PROBLEM STATEMENT – Down to the last line, set down the material below exactly, excluding pictures.

THE DATA –
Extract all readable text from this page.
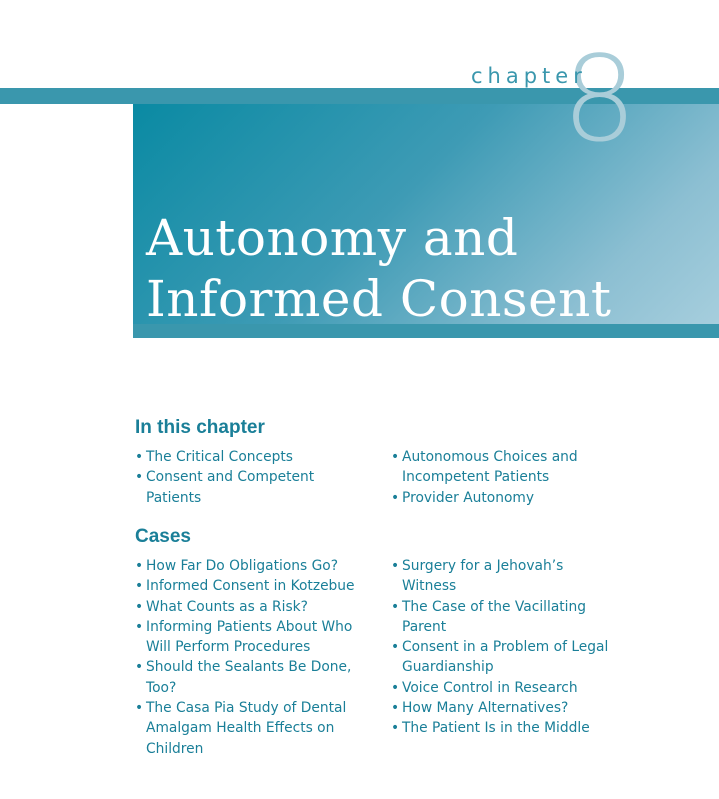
8
chapter
Autonomy and
Informed Consent
In this chapter
• The Critical Concepts
• Consent and Competent Patients
• Autonomous Choices and Incompetent Patients
• Provider Autonomy
Cases
• How Far Do Obligations Go?
• Informed Consent in Kotzebue
• What Counts as a Risk?
• Informing Patients About Who Will Perform Procedures
• Should the Sealants Be Done, Too?
• The Casa Pia Study of Dental Amalgam Health Effects on Children
• Surgery for a Jehovah’s Witness
• The Case of the Vacillating Parent
• Consent in a Problem of Legal Guardianship
• Voice Control in Research
• How Many Alternatives?
• The Patient Is in the Middle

EXERCISE SOLUTION –
Extract all readable text from this page.
8
chapter
Autonomy and
Informed Consent
In this chapter
• The Critical Concepts
• Consent and Competent Patients
• Autonomous Choices and Incompetent Patients
• Provider Autonomy
Cases
• How Far Do Obligations Go?
• Informed Consent in Kotzebue
• What Counts as a Risk?
• Informing Patients About Who Will Perform Procedures
• Should the Sealants Be Done, Too?
• The Casa Pia Study of Dental Amalgam Health Effects on Children
• Surgery for a Jehovah’s Witness
• The Case of the Vacillating Parent
• Consent in a Problem of Legal Guardianship
• Voice Control in Research
• How Many Alternatives?
• The Patient Is in the Middle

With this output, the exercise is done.